Repeat the whole listing below, word for word.

___ Available data ___

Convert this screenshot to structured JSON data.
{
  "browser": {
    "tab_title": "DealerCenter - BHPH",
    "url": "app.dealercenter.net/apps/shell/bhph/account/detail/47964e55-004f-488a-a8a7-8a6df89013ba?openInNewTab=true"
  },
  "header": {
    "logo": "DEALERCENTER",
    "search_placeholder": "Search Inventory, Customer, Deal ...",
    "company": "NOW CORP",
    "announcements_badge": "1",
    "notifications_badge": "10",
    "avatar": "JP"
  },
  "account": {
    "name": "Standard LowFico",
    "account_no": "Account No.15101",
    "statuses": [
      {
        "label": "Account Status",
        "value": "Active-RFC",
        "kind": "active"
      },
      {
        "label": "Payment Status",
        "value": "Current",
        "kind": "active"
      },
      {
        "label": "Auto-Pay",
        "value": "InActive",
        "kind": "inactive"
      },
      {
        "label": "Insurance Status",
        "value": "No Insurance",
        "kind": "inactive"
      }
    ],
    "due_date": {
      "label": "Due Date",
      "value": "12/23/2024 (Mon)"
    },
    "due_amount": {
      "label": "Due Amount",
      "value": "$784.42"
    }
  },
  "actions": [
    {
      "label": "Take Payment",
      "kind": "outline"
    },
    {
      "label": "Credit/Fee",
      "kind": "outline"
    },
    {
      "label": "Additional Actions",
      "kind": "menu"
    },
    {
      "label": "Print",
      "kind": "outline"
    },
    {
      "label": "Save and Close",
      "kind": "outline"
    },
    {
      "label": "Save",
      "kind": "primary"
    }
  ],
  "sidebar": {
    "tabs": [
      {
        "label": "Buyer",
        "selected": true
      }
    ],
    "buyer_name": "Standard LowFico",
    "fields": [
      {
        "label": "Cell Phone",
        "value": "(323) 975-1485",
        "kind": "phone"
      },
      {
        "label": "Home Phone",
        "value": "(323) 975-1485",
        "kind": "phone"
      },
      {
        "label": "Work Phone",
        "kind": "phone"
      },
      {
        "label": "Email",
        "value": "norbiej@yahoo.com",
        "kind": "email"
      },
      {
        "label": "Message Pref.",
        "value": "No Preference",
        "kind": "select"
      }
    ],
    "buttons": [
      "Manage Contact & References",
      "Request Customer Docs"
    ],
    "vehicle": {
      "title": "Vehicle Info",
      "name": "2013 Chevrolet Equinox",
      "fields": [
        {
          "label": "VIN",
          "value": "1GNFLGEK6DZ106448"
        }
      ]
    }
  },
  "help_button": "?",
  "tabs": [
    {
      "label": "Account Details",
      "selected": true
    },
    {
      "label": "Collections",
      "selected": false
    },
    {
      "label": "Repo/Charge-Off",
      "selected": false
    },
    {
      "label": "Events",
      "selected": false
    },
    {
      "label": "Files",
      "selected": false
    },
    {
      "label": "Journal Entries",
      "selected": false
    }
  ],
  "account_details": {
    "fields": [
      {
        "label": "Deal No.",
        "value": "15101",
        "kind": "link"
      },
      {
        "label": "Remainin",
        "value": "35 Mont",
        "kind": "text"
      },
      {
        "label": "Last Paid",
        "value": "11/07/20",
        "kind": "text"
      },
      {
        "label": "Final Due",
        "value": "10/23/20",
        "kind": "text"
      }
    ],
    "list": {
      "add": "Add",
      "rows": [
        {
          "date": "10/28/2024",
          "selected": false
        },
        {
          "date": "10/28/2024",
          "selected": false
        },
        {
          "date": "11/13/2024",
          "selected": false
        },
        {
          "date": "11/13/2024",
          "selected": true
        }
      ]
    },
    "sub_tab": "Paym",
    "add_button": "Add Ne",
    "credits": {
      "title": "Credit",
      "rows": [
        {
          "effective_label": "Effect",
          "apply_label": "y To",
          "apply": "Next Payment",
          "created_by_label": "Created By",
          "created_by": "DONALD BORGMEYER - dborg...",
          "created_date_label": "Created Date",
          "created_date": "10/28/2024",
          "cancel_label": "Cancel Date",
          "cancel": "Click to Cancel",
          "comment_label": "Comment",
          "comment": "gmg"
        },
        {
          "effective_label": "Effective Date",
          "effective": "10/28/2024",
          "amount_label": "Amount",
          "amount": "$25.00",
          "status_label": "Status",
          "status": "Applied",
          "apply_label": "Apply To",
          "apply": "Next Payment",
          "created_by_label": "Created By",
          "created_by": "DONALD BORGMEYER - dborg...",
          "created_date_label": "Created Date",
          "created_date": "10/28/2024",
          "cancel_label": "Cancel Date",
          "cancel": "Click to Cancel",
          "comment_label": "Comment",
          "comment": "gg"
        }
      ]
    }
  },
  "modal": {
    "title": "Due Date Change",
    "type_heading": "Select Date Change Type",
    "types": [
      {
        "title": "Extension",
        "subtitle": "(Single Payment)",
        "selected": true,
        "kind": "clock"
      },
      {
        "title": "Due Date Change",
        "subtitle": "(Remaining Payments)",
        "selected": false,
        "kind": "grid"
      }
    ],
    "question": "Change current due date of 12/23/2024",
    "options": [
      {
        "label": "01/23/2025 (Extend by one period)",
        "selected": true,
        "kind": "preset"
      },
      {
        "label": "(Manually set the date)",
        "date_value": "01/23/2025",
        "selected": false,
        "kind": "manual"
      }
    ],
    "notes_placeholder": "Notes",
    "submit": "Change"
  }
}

___

■ **Exercise result**:
Convert this screenshot to structured JSON data.
{
  "browser": {
    "tab_title": "DealerCenter - BHPH",
    "url": "app.dealercenter.net/apps/shell/bhph/account/detail/47964e55-004f-488a-a8a7-8a6df89013ba?openInNewTab=true"
  },
  "header": {
    "logo": "DEALERCENTER",
    "search_placeholder": "Search Inventory, Customer, Deal ...",
    "company": "NOW CORP",
    "announcements_badge": "1",
    "notifications_badge": "10",
    "avatar": "JP"
  },
  "account": {
    "name": "Standard LowFico",
    "account_no": "Account No.15101",
    "statuses": [
      {
        "label": "Account Status",
        "value": "Active-RFC",
        "kind": "active"
      },
      {
        "label": "Payment Status",
        "value": "Current",
        "kind": "active"
      },
      {
        "label": "Auto-Pay",
        "value": "InActive",
        "kind": "inactive"
      },
      {
        "label": "Insurance Status",
        "value": "No Insurance",
        "kind": "inactive"
      }
    ],
    "due_date": {
      "label": "Due Date",
      "value": "12/23/2024 (Mon)"
    },
    "due_amount": {
      "label": "Due Amount",
      "value": "$784.42"
    }
  },
  "actions": [
    {
      "label": "Take Payment",
      "kind": "outline"
    },
    {
      "label": "Credit/Fee",
      "kind": "outline"
    },
    {
      "label": "Additional Actions",
      "kind": "menu"
    },
    {
      "label": "Print",
      "kind": "outline"
    },
    {
      "label": "Save and Close",
      "kind": "outline"
    },
    {
      "label": "Save",
      "kind": "primary"
    }
  ],
  "sidebar": {
    "tabs": [
      {
        "label": "Buyer",
        "selected": true
      }
    ],
    "buyer_name": "Standard LowFico",
    "fields": [
      {
        "label": "Cell Phone",
        "value": "(323) 975-1485",
        "kind": "phone"
      },
      {
        "label": "Home Phone",
        "value": "(323) 975-1485",
        "kind": "phone"
      },
      {
        "label": "Work Phone",
        "kind": "phone"
      },
      {
        "label": "Email",
        "value": "norbiej@yahoo.com",
        "kind": "email"
      },
      {
        "label": "Message Pref.",
        "value": "No Preference",
        "kind": "select"
      }
    ],
    "buttons": [
      "Manage Contact & References",
      "Request Customer Docs"
    ],
    "vehicle": {
      "title": "Vehicle Info",
      "name": "2013 Chevrolet Equinox",
      "fields": [
        {
          "label": "VIN",
          "value": "1GNFLGEK6DZ106448"
        }
      ]
    }
  },
  "help_button": "?",
  "tabs": [
    {
      "label": "Account Details",
      "selected": true
    },
    {
      "label": "Collections",
      "selected": false
    },
    {
      "label": "Repo/Charge-Off",
      "selected": false
    },
    {
      "label": "Events",
      "selected": false
    },
    {
      "label": "Files",
      "selected": false
    },
    {
      "label": "Journal Entries",
      "selected": false
    }
  ],
  "account_details": {
    "fields": [
      {
        "label": "Deal No.",
        "value": "15101",
        "kind": "link"
      },
      {
        "label": "Remainin",
        "value": "35 Mont",
        "kind": "text"
      },
      {
        "label": "Last Paid",
        "value": "11/07/20",
        "kind": "text"
      },
      {
        "label": "Final Due",
        "value": "10/23/20",
        "kind": "text"
      }
    ],
    "list": {
      "add": "Add",
      "rows": [
        {
          "date": "10/28/2024",
          "selected": false
        },
        {
          "date": "10/28/2024",
          "selected": false
        },
        {
          "date": "11/13/2024",
          "selected": false
        },
        {
          "date": "11/13/2024",
          "selected": true
        }
      ]
    },
    "sub_tab": "Paym",
    "add_button": "Add Ne",
    "credits": {
      "title": "Credit",
      "rows": [
        {
          "effective_label": "Effect",
          "apply_label": "y To",
          "apply": "Next Payment",
          "created_by_label": "Created By",
          "created_by": "DONALD BORGMEYER - dborg...",
          "created_date_label": "Created Date",
          "created_date": "10/28/2024",
          "cancel_label": "Cancel Date",
          "cancel": "Click to Cancel",
          "comment_label": "Comment",
          "comment": "gmg"
        },
        {
          "effective_label": "Effective Date",
          "effective": "10/28/2024",
          "amount_label": "Amount",
          "amount": "$25.00",
          "status_label": "Status",
          "status": "Applied",
          "apply_label": "Apply To",
          "apply": "Next Payment",
          "created_by_label": "Created By",
          "created_by": "DONALD BORGMEYER - dborg...",
          "created_date_label": "Created Date",
          "created_date": "10/28/2024",
          "cancel_label": "Cancel Date",
          "cancel": "Click to Cancel",
          "comment_label": "Comment",
          "comment": "gg"
        }
      ]
    }
  },
  "modal": {
    "title": "Due Date Change",
    "type_heading": "Select Date Change Type",
    "types": [
      {
        "title": "Extension",
        "subtitle": "(Single Payment)",
        "selected": true,
        "kind": "clock"
      },
      {
        "title": "Due Date Change",
        "subtitle": "(Remaining Payments)",
        "selected": false,
        "kind": "grid"
      }
    ],
    "question": "Change current due date of 12/23/2024",
    "options": [
      {
        "label": "01/23/2025 (Extend by one period)",
        "selected": true,
        "kind": "preset"
      },
      {
        "label": "(Manually set the date)",
        "date_value": "01/23/2025",
        "selected": false,
        "kind": "manual"
      }
    ],
    "notes_placeholder": "Notes",
    "submit": "Change"
  }
}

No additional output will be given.